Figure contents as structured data
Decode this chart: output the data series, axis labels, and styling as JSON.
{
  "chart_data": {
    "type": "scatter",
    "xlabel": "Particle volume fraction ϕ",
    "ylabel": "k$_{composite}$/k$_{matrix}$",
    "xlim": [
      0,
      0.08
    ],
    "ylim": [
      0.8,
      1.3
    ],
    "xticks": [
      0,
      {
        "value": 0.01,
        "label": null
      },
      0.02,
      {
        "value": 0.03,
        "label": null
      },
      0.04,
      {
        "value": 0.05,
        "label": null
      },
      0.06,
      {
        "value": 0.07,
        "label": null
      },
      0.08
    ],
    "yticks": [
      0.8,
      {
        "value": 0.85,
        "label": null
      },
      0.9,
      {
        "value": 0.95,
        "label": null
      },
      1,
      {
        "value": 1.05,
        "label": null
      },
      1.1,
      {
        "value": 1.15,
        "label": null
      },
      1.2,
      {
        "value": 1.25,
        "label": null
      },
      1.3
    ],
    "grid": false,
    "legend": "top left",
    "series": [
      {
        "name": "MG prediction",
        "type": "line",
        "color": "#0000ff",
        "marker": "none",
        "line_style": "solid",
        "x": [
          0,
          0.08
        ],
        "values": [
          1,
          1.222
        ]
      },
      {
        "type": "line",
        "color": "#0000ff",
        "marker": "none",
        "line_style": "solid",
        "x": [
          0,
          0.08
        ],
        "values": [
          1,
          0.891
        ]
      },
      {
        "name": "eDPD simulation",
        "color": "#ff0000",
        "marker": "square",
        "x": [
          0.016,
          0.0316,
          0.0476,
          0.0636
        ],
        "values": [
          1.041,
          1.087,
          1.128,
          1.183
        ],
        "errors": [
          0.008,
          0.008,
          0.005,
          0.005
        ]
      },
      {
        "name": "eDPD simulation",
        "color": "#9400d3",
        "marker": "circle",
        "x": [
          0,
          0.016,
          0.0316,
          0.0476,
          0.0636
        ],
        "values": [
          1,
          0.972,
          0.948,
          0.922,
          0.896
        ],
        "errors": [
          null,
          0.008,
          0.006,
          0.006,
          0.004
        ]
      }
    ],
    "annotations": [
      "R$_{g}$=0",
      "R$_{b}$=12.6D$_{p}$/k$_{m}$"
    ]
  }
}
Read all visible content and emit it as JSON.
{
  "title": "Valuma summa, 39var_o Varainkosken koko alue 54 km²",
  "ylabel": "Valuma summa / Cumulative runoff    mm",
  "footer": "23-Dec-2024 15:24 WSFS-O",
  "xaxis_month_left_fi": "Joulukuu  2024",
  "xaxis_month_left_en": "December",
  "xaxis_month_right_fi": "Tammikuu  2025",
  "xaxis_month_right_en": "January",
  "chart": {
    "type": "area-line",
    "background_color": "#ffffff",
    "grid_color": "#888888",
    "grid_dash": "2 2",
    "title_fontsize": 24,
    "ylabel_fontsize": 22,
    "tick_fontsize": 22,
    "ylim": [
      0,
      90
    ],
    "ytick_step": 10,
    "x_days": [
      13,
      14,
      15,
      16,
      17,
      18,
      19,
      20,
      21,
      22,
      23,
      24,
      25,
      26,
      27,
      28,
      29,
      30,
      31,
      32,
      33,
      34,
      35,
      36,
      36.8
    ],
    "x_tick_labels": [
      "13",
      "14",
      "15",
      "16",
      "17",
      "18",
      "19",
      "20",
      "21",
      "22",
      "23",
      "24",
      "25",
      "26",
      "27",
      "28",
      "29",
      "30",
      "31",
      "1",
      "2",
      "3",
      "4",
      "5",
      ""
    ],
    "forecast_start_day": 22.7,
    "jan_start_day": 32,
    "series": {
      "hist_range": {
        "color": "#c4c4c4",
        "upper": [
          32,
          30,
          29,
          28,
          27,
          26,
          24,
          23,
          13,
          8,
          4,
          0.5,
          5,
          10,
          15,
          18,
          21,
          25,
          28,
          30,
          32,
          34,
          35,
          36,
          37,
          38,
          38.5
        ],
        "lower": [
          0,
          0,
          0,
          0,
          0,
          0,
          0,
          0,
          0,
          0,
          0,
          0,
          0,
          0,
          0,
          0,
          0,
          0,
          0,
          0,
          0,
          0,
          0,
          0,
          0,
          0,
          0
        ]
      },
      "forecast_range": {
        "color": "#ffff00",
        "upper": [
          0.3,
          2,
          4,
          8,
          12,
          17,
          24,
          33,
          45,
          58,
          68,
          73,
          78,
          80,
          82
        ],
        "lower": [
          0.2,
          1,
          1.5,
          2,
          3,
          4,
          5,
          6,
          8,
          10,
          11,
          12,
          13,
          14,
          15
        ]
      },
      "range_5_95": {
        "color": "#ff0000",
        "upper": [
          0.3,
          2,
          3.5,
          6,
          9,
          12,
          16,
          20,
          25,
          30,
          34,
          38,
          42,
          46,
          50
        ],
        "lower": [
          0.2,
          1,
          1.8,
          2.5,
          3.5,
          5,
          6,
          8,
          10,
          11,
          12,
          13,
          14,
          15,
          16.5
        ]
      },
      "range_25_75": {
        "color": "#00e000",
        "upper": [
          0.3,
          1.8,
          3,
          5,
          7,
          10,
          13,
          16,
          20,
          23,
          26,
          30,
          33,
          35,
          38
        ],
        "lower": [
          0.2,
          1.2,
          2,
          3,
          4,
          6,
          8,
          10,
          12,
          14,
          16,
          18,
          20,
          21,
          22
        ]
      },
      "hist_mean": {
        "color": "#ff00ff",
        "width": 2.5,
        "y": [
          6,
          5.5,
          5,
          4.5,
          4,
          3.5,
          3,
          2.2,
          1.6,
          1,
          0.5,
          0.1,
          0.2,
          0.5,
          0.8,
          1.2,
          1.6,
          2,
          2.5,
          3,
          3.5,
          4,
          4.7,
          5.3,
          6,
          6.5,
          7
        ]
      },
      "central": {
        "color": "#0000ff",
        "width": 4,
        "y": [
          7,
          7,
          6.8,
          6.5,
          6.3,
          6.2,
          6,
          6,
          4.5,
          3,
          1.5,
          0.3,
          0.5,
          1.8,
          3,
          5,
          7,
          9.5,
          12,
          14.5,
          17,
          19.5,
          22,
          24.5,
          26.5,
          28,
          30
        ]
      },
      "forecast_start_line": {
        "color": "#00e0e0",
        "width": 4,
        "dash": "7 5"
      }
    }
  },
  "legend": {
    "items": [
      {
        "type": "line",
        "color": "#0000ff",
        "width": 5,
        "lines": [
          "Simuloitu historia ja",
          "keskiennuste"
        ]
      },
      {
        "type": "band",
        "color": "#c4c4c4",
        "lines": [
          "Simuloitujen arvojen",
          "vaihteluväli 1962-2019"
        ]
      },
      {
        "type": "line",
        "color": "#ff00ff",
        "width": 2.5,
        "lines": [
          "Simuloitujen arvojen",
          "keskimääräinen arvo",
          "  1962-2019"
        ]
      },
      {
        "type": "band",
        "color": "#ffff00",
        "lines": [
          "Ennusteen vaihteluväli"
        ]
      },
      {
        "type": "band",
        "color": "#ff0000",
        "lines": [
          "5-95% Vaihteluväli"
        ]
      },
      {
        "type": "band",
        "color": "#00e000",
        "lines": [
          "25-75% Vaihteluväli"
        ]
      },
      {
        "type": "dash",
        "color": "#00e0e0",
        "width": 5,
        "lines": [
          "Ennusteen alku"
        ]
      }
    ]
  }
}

**Challenge**
Exactly reproduce every record.

**Result for this exercise**
Decode this chart: output the data series, axis labels, and styling as JSON.
{
  "chart_data": {
    "type": "scatter",
    "xlabel": "Particle volume fraction ϕ",
    "ylabel": "k$_{composite}$/k$_{matrix}$",
    "xlim": [
      0,
      0.08
    ],
    "ylim": [
      0.8,
      1.3
    ],
    "xticks": [
      0,
      {
        "value": 0.01,
        "label": null
      },
      0.02,
      {
        "value": 0.03,
        "label": null
      },
      0.04,
      {
        "value": 0.05,
        "label": null
      },
      0.06,
      {
        "value": 0.07,
        "label": null
      },
      0.08
    ],
    "yticks": [
      0.8,
      {
        "value": 0.85,
        "label": null
      },
      0.9,
      {
        "value": 0.95,
        "label": null
      },
      1,
      {
        "value": 1.05,
        "label": null
      },
      1.1,
      {
        "value": 1.15,
        "label": null
      },
      1.2,
      {
        "value": 1.25,
        "label": null
      },
      1.3
    ],
    "grid": false,
    "legend": "top left",
    "series": [
      {
        "name": "MG prediction",
        "type": "line",
        "color": "#0000ff",
        "marker": "none",
        "line_style": "solid",
        "x": [
          0,
          0.08
        ],
        "values": [
          1,
          1.222
        ]
      },
      {
        "type": "line",
        "color": "#0000ff",
        "marker": "none",
        "line_style": "solid",
        "x": [
          0,
          0.08
        ],
        "values": [
          1,
          0.891
        ]
      },
      {
        "name": "eDPD simulation",
        "color": "#ff0000",
        "marker": "square",
        "x": [
          0.016,
          0.0316,
          0.0476,
          0.0636
        ],
        "values": [
          1.041,
          1.087,
          1.128,
          1.183
        ],
        "errors": [
          0.008,
          0.008,
          0.005,
          0.005
        ]
      },
      {
        "name": "eDPD simulation",
        "color": "#9400d3",
        "marker": "circle",
        "x": [
          0,
          0.016,
          0.0316,
          0.0476,
          0.0636
        ],
        "values": [
          1,
          0.972,
          0.948,
          0.922,
          0.896
        ],
        "errors": [
          null,
          0.008,
          0.006,
          0.006,
          0.004
        ]
      }
    ],
    "annotations": [
      "R$_{g}$=0",
      "R$_{b}$=12.6D$_{p}$/k$_{m}$"
    ]
  }
}
Read all visible content and emit it as JSON.
{
  "title": "Valuma summa, 39var_o Varainkosken koko alue 54 km²",
  "ylabel": "Valuma summa / Cumulative runoff    mm",
  "footer": "23-Dec-2024 15:24 WSFS-O",
  "xaxis_month_left_fi": "Joulukuu  2024",
  "xaxis_month_left_en": "December",
  "xaxis_month_right_fi": "Tammikuu  2025",
  "xaxis_month_right_en": "January",
  "chart": {
    "type": "area-line",
    "background_color": "#ffffff",
    "grid_color": "#888888",
    "grid_dash": "2 2",
    "title_fontsize": 24,
    "ylabel_fontsize": 22,
    "tick_fontsize": 22,
    "ylim": [
      0,
      90
    ],
    "ytick_step": 10,
    "x_days": [
      13,
      14,
      15,
      16,
      17,
      18,
      19,
      20,
      21,
      22,
      23,
      24,
      25,
      26,
      27,
      28,
      29,
      30,
      31,
      32,
      33,
      34,
      35,
      36,
      36.8
    ],
    "x_tick_labels": [
      "13",
      "14",
      "15",
      "16",
      "17",
      "18",
      "19",
      "20",
      "21",
      "22",
      "23",
      "24",
      "25",
      "26",
      "27",
      "28",
      "29",
      "30",
      "31",
      "1",
      "2",
      "3",
      "4",
      "5",
      ""
    ],
    "forecast_start_day": 22.7,
    "jan_start_day": 32,
    "series": {
      "hist_range": {
        "color": "#c4c4c4",
        "upper": [
          32,
          30,
          29,
          28,
          27,
          26,
          24,
          23,
          13,
          8,
          4,
          0.5,
          5,
          10,
          15,
          18,
          21,
          25,
          28,
          30,
          32,
          34,
          35,
          36,
          37,
          38,
          38.5
        ],
        "lower": [
          0,
          0,
          0,
          0,
          0,
          0,
          0,
          0,
          0,
          0,
          0,
          0,
          0,
          0,
          0,
          0,
          0,
          0,
          0,
          0,
          0,
          0,
          0,
          0,
          0,
          0,
          0
        ]
      },
      "forecast_range": {
        "color": "#ffff00",
        "upper": [
          0.3,
          2,
          4,
          8,
          12,
          17,
          24,
          33,
          45,
          58,
          68,
          73,
          78,
          80,
          82
        ],
        "lower": [
          0.2,
          1,
          1.5,
          2,
          3,
          4,
          5,
          6,
          8,
          10,
          11,
          12,
          13,
          14,
          15
        ]
      },
      "range_5_95": {
        "color": "#ff0000",
        "upper": [
          0.3,
          2,
          3.5,
          6,
          9,
          12,
          16,
          20,
          25,
          30,
          34,
          38,
          42,
          46,
          50
        ],
        "lower": [
          0.2,
          1,
          1.8,
          2.5,
          3.5,
          5,
          6,
          8,
          10,
          11,
          12,
          13,
          14,
          15,
          16.5
        ]
      },
      "range_25_75": {
        "color": "#00e000",
        "upper": [
          0.3,
          1.8,
          3,
          5,
          7,
          10,
          13,
          16,
          20,
          23,
          26,
          30,
          33,
          35,
          38
        ],
        "lower": [
          0.2,
          1.2,
          2,
          3,
          4,
          6,
          8,
          10,
          12,
          14,
          16,
          18,
          20,
          21,
          22
        ]
      },
      "hist_mean": {
        "color": "#ff00ff",
        "width": 2.5,
        "y": [
          6,
          5.5,
          5,
          4.5,
          4,
          3.5,
          3,
          2.2,
          1.6,
          1,
          0.5,
          0.1,
          0.2,
          0.5,
          0.8,
          1.2,
          1.6,
          2,
          2.5,
          3,
          3.5,
          4,
          4.7,
          5.3,
          6,
          6.5,
          7
        ]
      },
      "central": {
        "color": "#0000ff",
        "width": 4,
        "y": [
          7,
          7,
          6.8,
          6.5,
          6.3,
          6.2,
          6,
          6,
          4.5,
          3,
          1.5,
          0.3,
          0.5,
          1.8,
          3,
          5,
          7,
          9.5,
          12,
          14.5,
          17,
          19.5,
          22,
          24.5,
          26.5,
          28,
          30
        ]
      },
      "forecast_start_line": {
        "color": "#00e0e0",
        "width": 4,
        "dash": "7 5"
      }
    }
  },
  "legend": {
    "items": [
      {
        "type": "line",
        "color": "#0000ff",
        "width": 5,
        "lines": [
          "Simuloitu historia ja",
          "keskiennuste"
        ]
      },
      {
        "type": "band",
        "color": "#c4c4c4",
        "lines": [
          "Simuloitujen arvojen",
          "vaihteluväli 1962-2019"
        ]
      },
      {
        "type": "line",
        "color": "#ff00ff",
        "width": 2.5,
        "lines": [
          "Simuloitujen arvojen",
          "keskimääräinen arvo",
          "  1962-2019"
        ]
      },
      {
        "type": "band",
        "color": "#ffff00",
        "lines": [
          "Ennusteen vaihteluväli"
        ]
      },
      {
        "type": "band",
        "color": "#ff0000",
        "lines": [
          "5-95% Vaihteluväli"
        ]
      },
      {
        "type": "band",
        "color": "#00e000",
        "lines": [
          "25-75% Vaihteluväli"
        ]
      },
      {
        "type": "dash",
        "color": "#00e0e0",
        "width": 5,
        "lines": [
          "Ennusteen alku"
        ]
      }
    ]
  }
}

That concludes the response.